◆ The request:
Give only the number of lines that hold the word "screenshot".

Records from a data collection:
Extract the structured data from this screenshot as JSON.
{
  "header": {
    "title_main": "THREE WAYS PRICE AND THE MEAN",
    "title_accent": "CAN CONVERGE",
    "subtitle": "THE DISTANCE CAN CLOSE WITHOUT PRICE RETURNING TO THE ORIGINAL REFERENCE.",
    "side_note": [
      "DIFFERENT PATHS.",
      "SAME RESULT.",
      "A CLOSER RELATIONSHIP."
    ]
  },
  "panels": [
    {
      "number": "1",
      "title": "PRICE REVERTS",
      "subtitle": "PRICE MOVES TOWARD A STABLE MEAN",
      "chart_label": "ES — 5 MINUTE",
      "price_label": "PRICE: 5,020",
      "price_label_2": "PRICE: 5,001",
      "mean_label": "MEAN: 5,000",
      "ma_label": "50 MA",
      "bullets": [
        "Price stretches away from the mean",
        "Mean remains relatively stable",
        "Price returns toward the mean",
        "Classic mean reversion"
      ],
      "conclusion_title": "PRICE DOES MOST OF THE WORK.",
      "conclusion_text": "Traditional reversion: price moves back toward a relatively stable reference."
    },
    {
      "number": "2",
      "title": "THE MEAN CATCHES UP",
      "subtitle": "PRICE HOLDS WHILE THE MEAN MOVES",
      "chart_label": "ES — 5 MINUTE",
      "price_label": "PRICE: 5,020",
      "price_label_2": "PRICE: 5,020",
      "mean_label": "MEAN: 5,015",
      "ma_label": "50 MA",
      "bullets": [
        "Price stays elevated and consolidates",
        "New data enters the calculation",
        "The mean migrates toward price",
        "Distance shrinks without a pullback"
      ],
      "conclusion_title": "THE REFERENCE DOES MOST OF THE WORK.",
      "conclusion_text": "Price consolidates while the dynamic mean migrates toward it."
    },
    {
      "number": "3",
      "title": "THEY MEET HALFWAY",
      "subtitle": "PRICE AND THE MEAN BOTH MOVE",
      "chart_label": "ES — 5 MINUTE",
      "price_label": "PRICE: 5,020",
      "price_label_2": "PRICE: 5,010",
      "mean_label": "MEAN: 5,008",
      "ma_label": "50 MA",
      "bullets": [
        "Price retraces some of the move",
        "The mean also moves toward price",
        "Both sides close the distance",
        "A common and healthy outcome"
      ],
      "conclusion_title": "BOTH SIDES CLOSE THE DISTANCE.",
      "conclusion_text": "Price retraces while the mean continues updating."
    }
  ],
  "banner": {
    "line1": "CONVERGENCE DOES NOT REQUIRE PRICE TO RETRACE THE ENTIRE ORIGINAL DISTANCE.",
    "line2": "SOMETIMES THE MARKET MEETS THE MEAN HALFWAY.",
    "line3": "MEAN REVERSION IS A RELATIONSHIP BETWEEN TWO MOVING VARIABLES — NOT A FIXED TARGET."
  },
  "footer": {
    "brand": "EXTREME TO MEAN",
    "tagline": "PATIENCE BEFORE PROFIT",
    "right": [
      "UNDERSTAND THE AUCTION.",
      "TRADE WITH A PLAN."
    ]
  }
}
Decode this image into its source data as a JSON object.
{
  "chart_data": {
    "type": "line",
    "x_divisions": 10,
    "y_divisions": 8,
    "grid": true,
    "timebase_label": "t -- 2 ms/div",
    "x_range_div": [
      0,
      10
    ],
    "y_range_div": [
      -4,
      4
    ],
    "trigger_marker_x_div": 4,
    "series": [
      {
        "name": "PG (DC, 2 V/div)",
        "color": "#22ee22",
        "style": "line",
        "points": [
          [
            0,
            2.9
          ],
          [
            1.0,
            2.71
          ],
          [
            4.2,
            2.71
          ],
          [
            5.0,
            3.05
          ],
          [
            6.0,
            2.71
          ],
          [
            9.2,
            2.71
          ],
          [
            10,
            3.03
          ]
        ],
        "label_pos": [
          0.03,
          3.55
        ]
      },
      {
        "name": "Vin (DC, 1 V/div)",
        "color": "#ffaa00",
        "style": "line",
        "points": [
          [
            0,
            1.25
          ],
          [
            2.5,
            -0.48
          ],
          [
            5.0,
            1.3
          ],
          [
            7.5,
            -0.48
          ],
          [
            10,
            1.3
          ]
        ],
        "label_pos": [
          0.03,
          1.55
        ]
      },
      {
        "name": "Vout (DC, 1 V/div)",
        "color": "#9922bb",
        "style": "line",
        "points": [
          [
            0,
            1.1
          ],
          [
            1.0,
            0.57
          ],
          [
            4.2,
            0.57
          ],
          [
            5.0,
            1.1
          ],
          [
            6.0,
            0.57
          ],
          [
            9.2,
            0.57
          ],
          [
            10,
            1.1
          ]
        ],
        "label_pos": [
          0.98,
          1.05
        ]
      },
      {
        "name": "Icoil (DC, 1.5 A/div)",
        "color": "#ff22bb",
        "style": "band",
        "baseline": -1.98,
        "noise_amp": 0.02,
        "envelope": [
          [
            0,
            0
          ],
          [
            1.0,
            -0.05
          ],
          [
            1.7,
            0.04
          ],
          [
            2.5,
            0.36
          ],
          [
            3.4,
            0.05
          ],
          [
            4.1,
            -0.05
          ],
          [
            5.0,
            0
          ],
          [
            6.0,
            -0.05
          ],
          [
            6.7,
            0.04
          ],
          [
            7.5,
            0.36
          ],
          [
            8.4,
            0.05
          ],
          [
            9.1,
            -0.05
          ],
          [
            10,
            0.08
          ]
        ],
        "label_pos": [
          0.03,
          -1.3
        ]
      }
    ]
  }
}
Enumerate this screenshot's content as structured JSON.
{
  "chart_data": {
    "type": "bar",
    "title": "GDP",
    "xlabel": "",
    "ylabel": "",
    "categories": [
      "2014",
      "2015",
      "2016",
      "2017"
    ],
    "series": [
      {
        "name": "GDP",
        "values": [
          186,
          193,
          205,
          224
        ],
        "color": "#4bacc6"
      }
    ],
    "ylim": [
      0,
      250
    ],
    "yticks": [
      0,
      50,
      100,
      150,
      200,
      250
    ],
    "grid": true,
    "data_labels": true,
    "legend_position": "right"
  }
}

◆ Solution:
2